* _TO DO_: Return each line of the material verbatim.

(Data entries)
┌────────

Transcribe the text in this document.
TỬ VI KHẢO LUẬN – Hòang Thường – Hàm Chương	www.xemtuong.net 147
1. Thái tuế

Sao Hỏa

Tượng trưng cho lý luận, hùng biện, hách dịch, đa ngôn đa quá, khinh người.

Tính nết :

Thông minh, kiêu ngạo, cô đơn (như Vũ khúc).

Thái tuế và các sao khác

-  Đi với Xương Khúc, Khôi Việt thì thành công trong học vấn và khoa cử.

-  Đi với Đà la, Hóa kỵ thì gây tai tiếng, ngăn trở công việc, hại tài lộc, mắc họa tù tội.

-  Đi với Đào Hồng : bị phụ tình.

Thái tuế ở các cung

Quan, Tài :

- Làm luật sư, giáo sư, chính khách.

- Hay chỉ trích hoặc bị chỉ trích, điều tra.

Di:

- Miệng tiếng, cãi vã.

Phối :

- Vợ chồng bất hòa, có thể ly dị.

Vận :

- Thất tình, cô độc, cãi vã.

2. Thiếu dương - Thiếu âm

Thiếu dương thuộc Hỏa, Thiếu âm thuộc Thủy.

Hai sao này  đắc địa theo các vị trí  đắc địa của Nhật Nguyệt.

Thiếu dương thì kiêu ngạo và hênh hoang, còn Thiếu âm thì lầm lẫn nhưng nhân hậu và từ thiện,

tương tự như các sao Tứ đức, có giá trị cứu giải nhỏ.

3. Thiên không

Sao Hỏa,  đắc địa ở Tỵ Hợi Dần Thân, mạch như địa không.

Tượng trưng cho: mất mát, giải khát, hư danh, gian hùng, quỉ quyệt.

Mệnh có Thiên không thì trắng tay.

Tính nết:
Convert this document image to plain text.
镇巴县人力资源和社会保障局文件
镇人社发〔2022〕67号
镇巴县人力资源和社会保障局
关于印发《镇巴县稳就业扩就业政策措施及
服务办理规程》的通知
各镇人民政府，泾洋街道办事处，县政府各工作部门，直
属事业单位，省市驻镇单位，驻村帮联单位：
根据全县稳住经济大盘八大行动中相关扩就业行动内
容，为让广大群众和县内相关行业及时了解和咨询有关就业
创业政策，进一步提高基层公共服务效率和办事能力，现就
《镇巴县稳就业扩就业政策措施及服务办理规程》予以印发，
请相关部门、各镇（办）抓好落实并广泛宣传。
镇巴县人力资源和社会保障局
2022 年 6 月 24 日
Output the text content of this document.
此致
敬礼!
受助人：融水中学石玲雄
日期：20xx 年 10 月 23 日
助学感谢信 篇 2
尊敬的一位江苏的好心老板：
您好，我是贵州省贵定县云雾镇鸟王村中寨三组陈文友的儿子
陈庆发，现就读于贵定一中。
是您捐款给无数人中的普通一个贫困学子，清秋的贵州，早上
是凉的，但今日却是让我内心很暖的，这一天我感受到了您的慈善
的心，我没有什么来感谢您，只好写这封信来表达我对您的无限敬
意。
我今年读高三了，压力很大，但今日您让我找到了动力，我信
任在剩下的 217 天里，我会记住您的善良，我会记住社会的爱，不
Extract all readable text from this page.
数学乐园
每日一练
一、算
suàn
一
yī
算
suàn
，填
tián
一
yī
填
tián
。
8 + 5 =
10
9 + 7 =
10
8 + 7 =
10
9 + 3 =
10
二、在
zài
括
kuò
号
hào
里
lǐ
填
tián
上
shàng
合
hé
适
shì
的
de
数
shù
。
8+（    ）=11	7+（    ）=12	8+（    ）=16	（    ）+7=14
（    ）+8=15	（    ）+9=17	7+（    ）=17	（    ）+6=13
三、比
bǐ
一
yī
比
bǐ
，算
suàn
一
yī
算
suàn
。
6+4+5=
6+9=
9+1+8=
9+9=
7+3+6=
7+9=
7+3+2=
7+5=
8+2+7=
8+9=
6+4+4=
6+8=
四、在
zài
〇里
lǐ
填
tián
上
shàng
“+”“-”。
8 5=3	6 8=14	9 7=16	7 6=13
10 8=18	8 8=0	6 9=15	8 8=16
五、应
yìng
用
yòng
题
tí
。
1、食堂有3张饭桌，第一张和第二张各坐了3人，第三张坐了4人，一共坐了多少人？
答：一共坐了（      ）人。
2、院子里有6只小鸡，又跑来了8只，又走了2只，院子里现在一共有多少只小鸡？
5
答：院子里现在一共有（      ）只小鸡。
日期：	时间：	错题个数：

└────────

* _FINAL ANSWER_:
Transcribe the text in this document.
TỬ VI KHẢO LUẬN – Hòang Thường – Hàm Chương	www.xemtuong.net 147
1. Thái tuế

Sao Hỏa

Tượng trưng cho lý luận, hùng biện, hách dịch, đa ngôn đa quá, khinh người.

Tính nết :

Thông minh, kiêu ngạo, cô đơn (như Vũ khúc).

Thái tuế và các sao khác

-  Đi với Xương Khúc, Khôi Việt thì thành công trong học vấn và khoa cử.

-  Đi với Đà la, Hóa kỵ thì gây tai tiếng, ngăn trở công việc, hại tài lộc, mắc họa tù tội.

-  Đi với Đào Hồng : bị phụ tình.

Thái tuế ở các cung

Quan, Tài :

- Làm luật sư, giáo sư, chính khách.

- Hay chỉ trích hoặc bị chỉ trích, điều tra.

Di:

- Miệng tiếng, cãi vã.

Phối :

- Vợ chồng bất hòa, có thể ly dị.

Vận :

- Thất tình, cô độc, cãi vã.

2. Thiếu dương - Thiếu âm

Thiếu dương thuộc Hỏa, Thiếu âm thuộc Thủy.

Hai sao này  đắc địa theo các vị trí  đắc địa của Nhật Nguyệt.

Thiếu dương thì kiêu ngạo và hênh hoang, còn Thiếu âm thì lầm lẫn nhưng nhân hậu và từ thiện,

tương tự như các sao Tứ đức, có giá trị cứu giải nhỏ.

3. Thiên không

Sao Hỏa,  đắc địa ở Tỵ Hợi Dần Thân, mạch như địa không.

Tượng trưng cho: mất mát, giải khát, hư danh, gian hùng, quỉ quyệt.

Mệnh có Thiên không thì trắng tay.

Tính nết:
Convert this document image to plain text.
镇巴县人力资源和社会保障局文件
镇人社发〔2022〕67号
镇巴县人力资源和社会保障局
关于印发《镇巴县稳就业扩就业政策措施及
服务办理规程》的通知
各镇人民政府，泾洋街道办事处，县政府各工作部门，直
属事业单位，省市驻镇单位，驻村帮联单位：
根据全县稳住经济大盘八大行动中相关扩就业行动内
容，为让广大群众和县内相关行业及时了解和咨询有关就业
创业政策，进一步提高基层公共服务效率和办事能力，现就
《镇巴县稳就业扩就业政策措施及服务办理规程》予以印发，
请相关部门、各镇（办）抓好落实并广泛宣传。
镇巴县人力资源和社会保障局
2022 年 6 月 24 日
Output the text content of this document.
此致
敬礼!
受助人：融水中学石玲雄
日期：20xx 年 10 月 23 日
助学感谢信 篇 2
尊敬的一位江苏的好心老板：
您好，我是贵州省贵定县云雾镇鸟王村中寨三组陈文友的儿子
陈庆发，现就读于贵定一中。
是您捐款给无数人中的普通一个贫困学子，清秋的贵州，早上
是凉的，但今日却是让我内心很暖的，这一天我感受到了您的慈善
的心，我没有什么来感谢您，只好写这封信来表达我对您的无限敬
意。
我今年读高三了，压力很大，但今日您让我找到了动力，我信
任在剩下的 217 天里，我会记住您的善良，我会记住社会的爱，不
Extract all readable text from this page.
数学乐园
每日一练
一、算
suàn
一
yī
算
suàn
，填
tián
一
yī
填
tián
。
8 + 5 =
10
9 + 7 =
10
8 + 7 =
10
9 + 3 =
10
二、在
zài
括
kuò
号
hào
里
lǐ
填
tián
上
shàng
合
hé
适
shì
的
de
数
shù
。
8+（    ）=11	7+（    ）=12	8+（    ）=16	（    ）+7=14
（    ）+8=15	（    ）+9=17	7+（    ）=17	（    ）+6=13
三、比
bǐ
一
yī
比
bǐ
，算
suàn
一
yī
算
suàn
。
6+4+5=
6+9=
9+1+8=
9+9=
7+3+6=
7+9=
7+3+2=
7+5=
8+2+7=
8+9=
6+4+4=
6+8=
四、在
zài
〇里
lǐ
填
tián
上
shàng
“+”“-”。
8 5=3	6 8=14	9 7=16	7 6=13
10 8=18	8 8=0	6 9=15	8 8=16
五、应
yìng
用
yòng
题
tí
。
1、食堂有3张饭桌，第一张和第二张各坐了3人，第三张坐了4人，一共坐了多少人？
答：一共坐了（      ）人。
2、院子里有6只小鸡，又跑来了8只，又走了2只，院子里现在一共有多少只小鸡？
5
答：院子里现在一共有（      ）只小鸡。
日期：	时间：	错题个数：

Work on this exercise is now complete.